Exercise requirements: Pictures do not belong in the copy. Write out exactly the lines from the one containing "Extract all readable text from this page." through the end of the data.

Dataset:
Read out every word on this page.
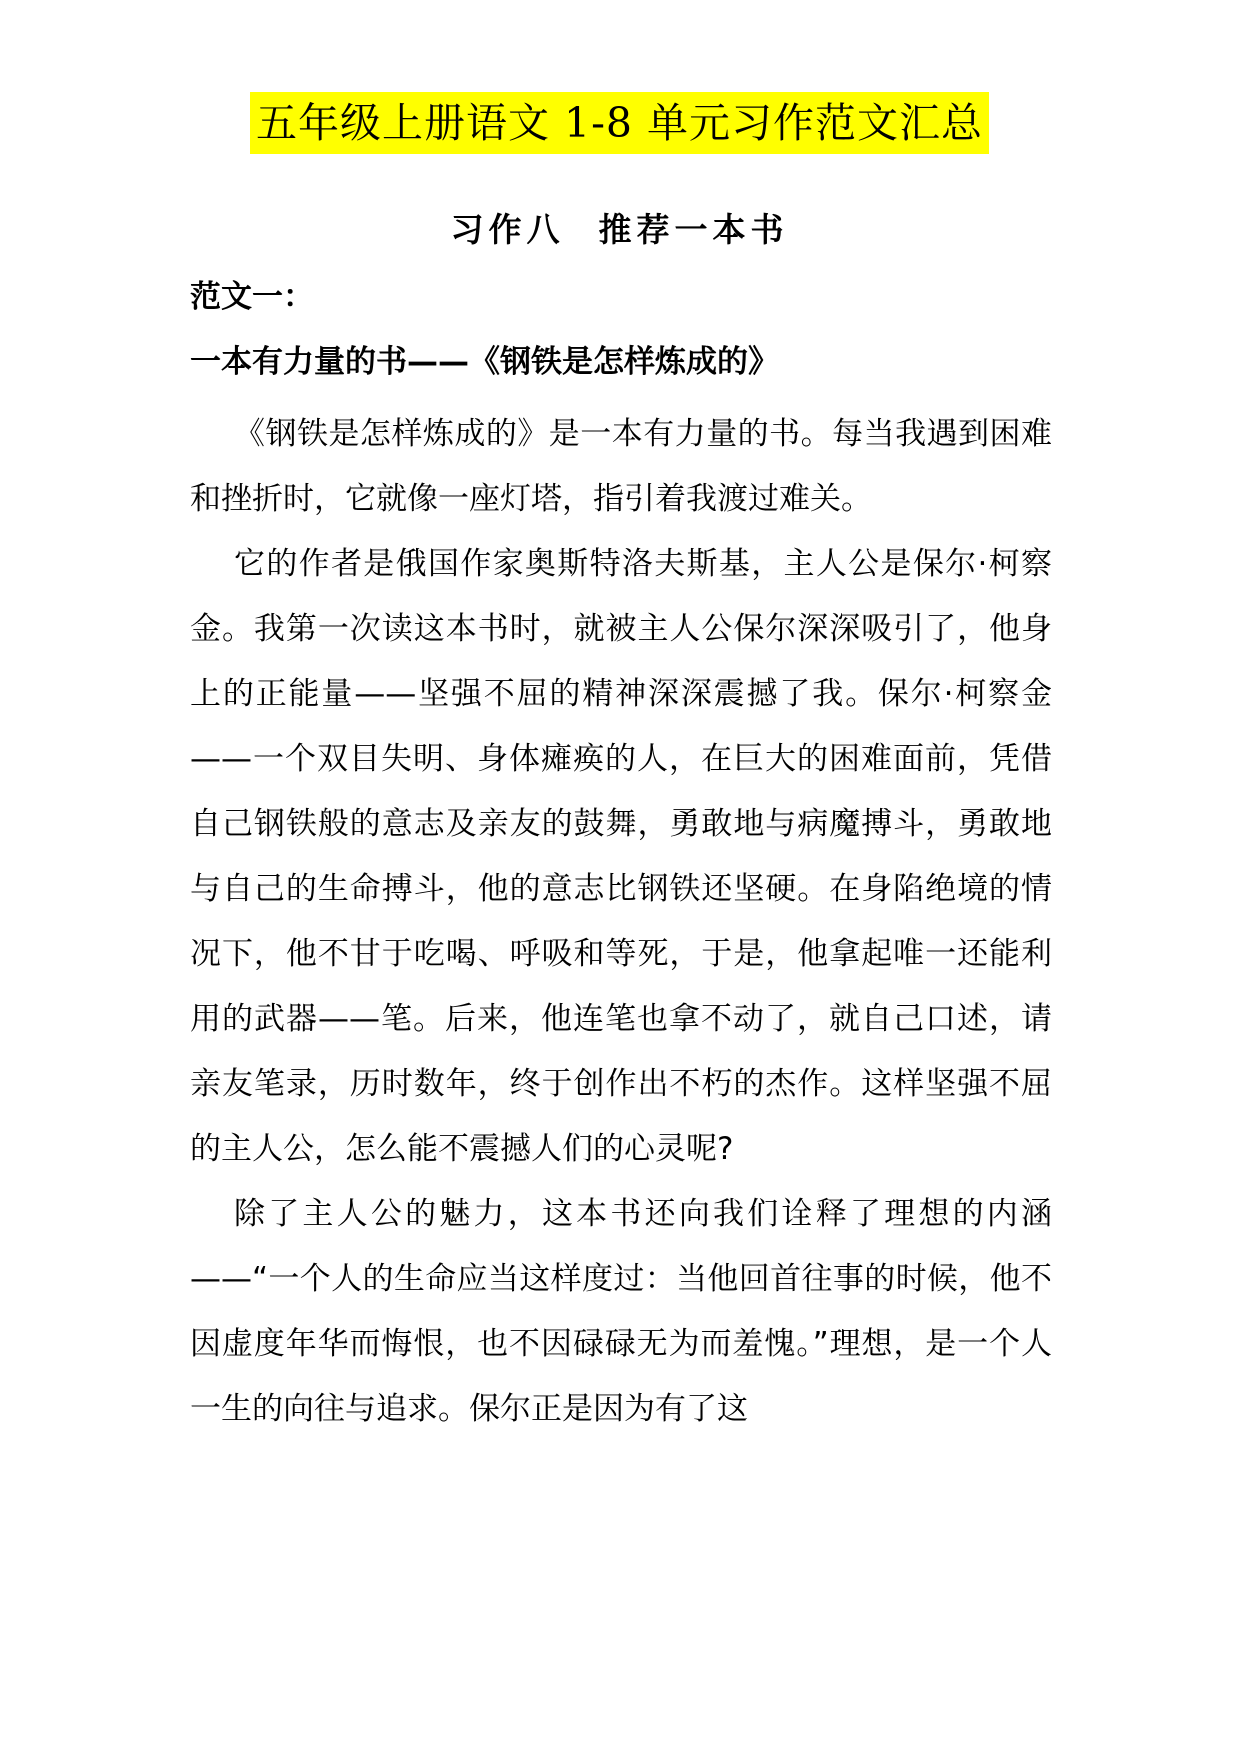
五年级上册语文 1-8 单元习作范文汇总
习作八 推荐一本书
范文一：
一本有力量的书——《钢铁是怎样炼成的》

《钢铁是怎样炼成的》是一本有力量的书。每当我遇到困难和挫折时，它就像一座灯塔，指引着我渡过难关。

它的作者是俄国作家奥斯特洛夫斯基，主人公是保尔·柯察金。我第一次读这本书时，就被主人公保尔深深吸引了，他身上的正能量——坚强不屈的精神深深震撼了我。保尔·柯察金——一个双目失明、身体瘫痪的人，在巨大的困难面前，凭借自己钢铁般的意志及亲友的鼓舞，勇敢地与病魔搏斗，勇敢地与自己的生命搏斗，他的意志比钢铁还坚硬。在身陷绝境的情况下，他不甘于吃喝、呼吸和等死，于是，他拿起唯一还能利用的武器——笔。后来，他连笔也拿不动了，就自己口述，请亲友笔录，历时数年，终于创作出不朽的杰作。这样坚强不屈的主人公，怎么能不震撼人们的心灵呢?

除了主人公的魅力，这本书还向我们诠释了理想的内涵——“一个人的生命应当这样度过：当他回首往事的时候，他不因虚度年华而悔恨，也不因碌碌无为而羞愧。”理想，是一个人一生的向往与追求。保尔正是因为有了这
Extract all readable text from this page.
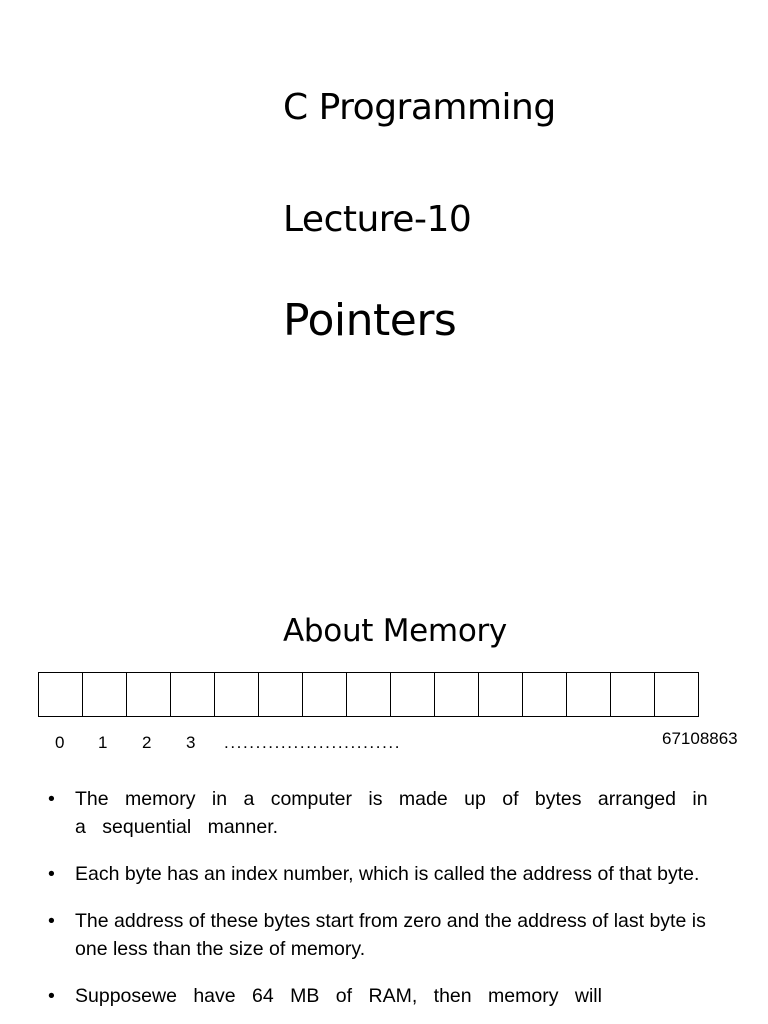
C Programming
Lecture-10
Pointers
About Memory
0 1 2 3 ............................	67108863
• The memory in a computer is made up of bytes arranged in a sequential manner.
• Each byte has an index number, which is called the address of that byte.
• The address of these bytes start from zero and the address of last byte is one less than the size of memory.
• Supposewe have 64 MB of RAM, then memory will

Solution:
Extract all readable text from this page.
C Programming
Lecture-10
Pointers
About Memory
0 1 2 3 ............................	67108863
• The memory in a computer is made up of bytes arranged in a sequential manner.
• Each byte has an index number, which is called the address of that byte.
• The address of these bytes start from zero and the address of last byte is one less than the size of memory.
• Supposewe have 64 MB of RAM, then memory will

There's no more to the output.